> [WRITTEN TASK]: Print out each entry below exactly, please.

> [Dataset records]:
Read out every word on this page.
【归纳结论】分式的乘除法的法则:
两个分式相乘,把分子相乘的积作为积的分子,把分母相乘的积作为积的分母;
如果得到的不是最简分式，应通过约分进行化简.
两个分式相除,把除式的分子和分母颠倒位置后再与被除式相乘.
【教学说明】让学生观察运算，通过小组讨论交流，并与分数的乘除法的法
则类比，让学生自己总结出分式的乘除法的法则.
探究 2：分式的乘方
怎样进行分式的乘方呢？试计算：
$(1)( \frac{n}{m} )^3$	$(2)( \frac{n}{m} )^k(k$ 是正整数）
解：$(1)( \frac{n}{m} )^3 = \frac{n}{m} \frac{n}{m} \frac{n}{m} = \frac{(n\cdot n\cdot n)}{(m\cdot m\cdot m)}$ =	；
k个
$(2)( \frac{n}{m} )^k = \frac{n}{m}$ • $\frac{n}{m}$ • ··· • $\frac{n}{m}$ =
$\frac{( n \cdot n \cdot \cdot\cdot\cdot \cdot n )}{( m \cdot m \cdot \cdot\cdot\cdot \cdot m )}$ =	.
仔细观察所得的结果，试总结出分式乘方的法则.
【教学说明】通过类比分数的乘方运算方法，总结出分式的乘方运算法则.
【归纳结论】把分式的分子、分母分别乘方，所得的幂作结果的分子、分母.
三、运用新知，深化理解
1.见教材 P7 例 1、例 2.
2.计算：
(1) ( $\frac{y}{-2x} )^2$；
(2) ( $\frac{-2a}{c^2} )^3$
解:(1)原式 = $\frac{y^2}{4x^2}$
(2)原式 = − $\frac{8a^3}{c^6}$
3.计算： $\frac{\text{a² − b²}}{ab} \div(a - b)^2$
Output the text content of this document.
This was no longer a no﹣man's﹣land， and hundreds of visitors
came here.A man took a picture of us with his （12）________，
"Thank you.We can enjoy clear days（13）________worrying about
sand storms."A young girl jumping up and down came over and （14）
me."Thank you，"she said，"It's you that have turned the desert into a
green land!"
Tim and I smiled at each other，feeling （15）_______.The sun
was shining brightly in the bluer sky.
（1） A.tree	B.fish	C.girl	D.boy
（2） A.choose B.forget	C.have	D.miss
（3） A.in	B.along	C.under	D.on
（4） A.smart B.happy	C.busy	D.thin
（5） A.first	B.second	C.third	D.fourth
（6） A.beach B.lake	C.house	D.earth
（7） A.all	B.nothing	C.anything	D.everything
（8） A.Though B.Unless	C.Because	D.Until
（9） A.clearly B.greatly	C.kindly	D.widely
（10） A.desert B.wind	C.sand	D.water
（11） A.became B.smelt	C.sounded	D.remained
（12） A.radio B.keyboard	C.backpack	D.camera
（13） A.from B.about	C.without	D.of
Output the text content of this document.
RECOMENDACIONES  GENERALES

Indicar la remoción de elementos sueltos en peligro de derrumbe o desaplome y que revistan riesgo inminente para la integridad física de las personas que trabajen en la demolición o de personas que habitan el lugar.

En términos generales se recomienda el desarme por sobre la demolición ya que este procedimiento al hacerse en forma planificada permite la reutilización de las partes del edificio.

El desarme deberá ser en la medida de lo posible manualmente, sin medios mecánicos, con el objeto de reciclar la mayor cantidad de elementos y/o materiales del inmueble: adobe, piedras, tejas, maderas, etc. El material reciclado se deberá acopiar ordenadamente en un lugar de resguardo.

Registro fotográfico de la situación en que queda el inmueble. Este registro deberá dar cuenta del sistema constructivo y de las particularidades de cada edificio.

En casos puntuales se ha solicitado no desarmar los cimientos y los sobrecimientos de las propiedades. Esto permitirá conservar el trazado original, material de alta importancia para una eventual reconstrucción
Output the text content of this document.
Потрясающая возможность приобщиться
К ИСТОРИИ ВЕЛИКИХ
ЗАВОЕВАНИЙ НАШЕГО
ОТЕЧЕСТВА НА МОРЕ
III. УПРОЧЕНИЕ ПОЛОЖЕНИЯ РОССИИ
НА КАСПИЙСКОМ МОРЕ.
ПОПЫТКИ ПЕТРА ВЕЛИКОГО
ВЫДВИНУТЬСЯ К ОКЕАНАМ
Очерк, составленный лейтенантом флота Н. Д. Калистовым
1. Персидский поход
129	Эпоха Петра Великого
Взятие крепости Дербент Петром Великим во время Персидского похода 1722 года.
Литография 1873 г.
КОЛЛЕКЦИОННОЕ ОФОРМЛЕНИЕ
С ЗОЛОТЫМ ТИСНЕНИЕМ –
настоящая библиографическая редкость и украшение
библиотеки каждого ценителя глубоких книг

> [ANSWER TO THE EXERCISE]:
Read out every word on this page.
【归纳结论】分式的乘除法的法则:
两个分式相乘,把分子相乘的积作为积的分子,把分母相乘的积作为积的分母;
如果得到的不是最简分式，应通过约分进行化简.
两个分式相除,把除式的分子和分母颠倒位置后再与被除式相乘.
【教学说明】让学生观察运算，通过小组讨论交流，并与分数的乘除法的法
则类比，让学生自己总结出分式的乘除法的法则.
探究 2：分式的乘方
怎样进行分式的乘方呢？试计算：
$(1)( \frac{n}{m} )^3$	$(2)( \frac{n}{m} )^k(k$ 是正整数）
解：$(1)( \frac{n}{m} )^3 = \frac{n}{m} \frac{n}{m} \frac{n}{m} = \frac{(n\cdot n\cdot n)}{(m\cdot m\cdot m)}$ =	；
k个
$(2)( \frac{n}{m} )^k = \frac{n}{m}$ • $\frac{n}{m}$ • ··· • $\frac{n}{m}$ =
$\frac{( n \cdot n \cdot \cdot\cdot\cdot \cdot n )}{( m \cdot m \cdot \cdot\cdot\cdot \cdot m )}$ =	.
仔细观察所得的结果，试总结出分式乘方的法则.
【教学说明】通过类比分数的乘方运算方法，总结出分式的乘方运算法则.
【归纳结论】把分式的分子、分母分别乘方，所得的幂作结果的分子、分母.
三、运用新知，深化理解
1.见教材 P7 例 1、例 2.
2.计算：
(1) ( $\frac{y}{-2x} )^2$；
(2) ( $\frac{-2a}{c^2} )^3$
解:(1)原式 = $\frac{y^2}{4x^2}$
(2)原式 = − $\frac{8a^3}{c^6}$
3.计算： $\frac{\text{a² − b²}}{ab} \div(a - b)^2$
Output the text content of this document.
This was no longer a no﹣man's﹣land， and hundreds of visitors
came here.A man took a picture of us with his （12）________，
"Thank you.We can enjoy clear days（13）________worrying about
sand storms."A young girl jumping up and down came over and （14）
me."Thank you，"she said，"It's you that have turned the desert into a
green land!"
Tim and I smiled at each other，feeling （15）_______.The sun
was shining brightly in the bluer sky.
（1） A.tree	B.fish	C.girl	D.boy
（2） A.choose B.forget	C.have	D.miss
（3） A.in	B.along	C.under	D.on
（4） A.smart B.happy	C.busy	D.thin
（5） A.first	B.second	C.third	D.fourth
（6） A.beach B.lake	C.house	D.earth
（7） A.all	B.nothing	C.anything	D.everything
（8） A.Though B.Unless	C.Because	D.Until
（9） A.clearly B.greatly	C.kindly	D.widely
（10） A.desert B.wind	C.sand	D.water
（11） A.became B.smelt	C.sounded	D.remained
（12） A.radio B.keyboard	C.backpack	D.camera
（13） A.from B.about	C.without	D.of
Output the text content of this document.
RECOMENDACIONES  GENERALES

Indicar la remoción de elementos sueltos en peligro de derrumbe o desaplome y que revistan riesgo inminente para la integridad física de las personas que trabajen en la demolición o de personas que habitan el lugar.

En términos generales se recomienda el desarme por sobre la demolición ya que este procedimiento al hacerse en forma planificada permite la reutilización de las partes del edificio.

El desarme deberá ser en la medida de lo posible manualmente, sin medios mecánicos, con el objeto de reciclar la mayor cantidad de elementos y/o materiales del inmueble: adobe, piedras, tejas, maderas, etc. El material reciclado se deberá acopiar ordenadamente en un lugar de resguardo.

Registro fotográfico de la situación en que queda el inmueble. Este registro deberá dar cuenta del sistema constructivo y de las particularidades de cada edificio.

En casos puntuales se ha solicitado no desarmar los cimientos y los sobrecimientos de las propiedades. Esto permitirá conservar el trazado original, material de alta importancia para una eventual reconstrucción
Output the text content of this document.
Потрясающая возможность приобщиться
К ИСТОРИИ ВЕЛИКИХ
ЗАВОЕВАНИЙ НАШЕГО
ОТЕЧЕСТВА НА МОРЕ
III. УПРОЧЕНИЕ ПОЛОЖЕНИЯ РОССИИ
НА КАСПИЙСКОМ МОРЕ.
ПОПЫТКИ ПЕТРА ВЕЛИКОГО
ВЫДВИНУТЬСЯ К ОКЕАНАМ
Очерк, составленный лейтенантом флота Н. Д. Калистовым
1. Персидский поход
129	Эпоха Петра Великого
Взятие крепости Дербент Петром Великим во время Персидского похода 1722 года.
Литография 1873 г.
КОЛЛЕКЦИОННОЕ ОФОРМЛЕНИЕ
С ЗОЛОТЫМ ТИСНЕНИЕМ –
настоящая библиографическая редкость и украшение
библиотеки каждого ценителя глубоких книг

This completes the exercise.